___ Given records ___

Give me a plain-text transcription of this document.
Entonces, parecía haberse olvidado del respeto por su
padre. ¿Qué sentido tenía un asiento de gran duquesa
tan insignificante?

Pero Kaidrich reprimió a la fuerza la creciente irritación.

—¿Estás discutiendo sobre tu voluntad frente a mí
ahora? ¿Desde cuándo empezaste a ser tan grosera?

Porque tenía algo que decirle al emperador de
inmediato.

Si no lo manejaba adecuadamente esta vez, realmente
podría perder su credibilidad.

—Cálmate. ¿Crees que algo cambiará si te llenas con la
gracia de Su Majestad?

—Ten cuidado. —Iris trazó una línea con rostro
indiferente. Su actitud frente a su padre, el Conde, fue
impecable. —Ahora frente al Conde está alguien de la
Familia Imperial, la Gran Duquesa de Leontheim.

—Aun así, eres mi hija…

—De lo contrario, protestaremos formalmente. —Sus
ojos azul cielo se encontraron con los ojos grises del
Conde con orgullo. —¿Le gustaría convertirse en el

___

Please reproduce the entire listing, exactly as shown.

Solution to the problem:
Give me a plain-text transcription of this document.
Entonces, parecía haberse olvidado del respeto por su
padre. ¿Qué sentido tenía un asiento de gran duquesa
tan insignificante?

Pero Kaidrich reprimió a la fuerza la creciente irritación.

—¿Estás discutiendo sobre tu voluntad frente a mí
ahora? ¿Desde cuándo empezaste a ser tan grosera?

Porque tenía algo que decirle al emperador de
inmediato.

Si no lo manejaba adecuadamente esta vez, realmente
podría perder su credibilidad.

—Cálmate. ¿Crees que algo cambiará si te llenas con la
gracia de Su Majestad?

—Ten cuidado. —Iris trazó una línea con rostro
indiferente. Su actitud frente a su padre, el Conde, fue
impecable. —Ahora frente al Conde está alguien de la
Familia Imperial, la Gran Duquesa de Leontheim.

—Aun así, eres mi hija…

—De lo contrario, protestaremos formalmente. —Sus
ojos azul cielo se encontraron con los ojos grises del
Conde con orgullo. —¿Le gustaría convertirse en el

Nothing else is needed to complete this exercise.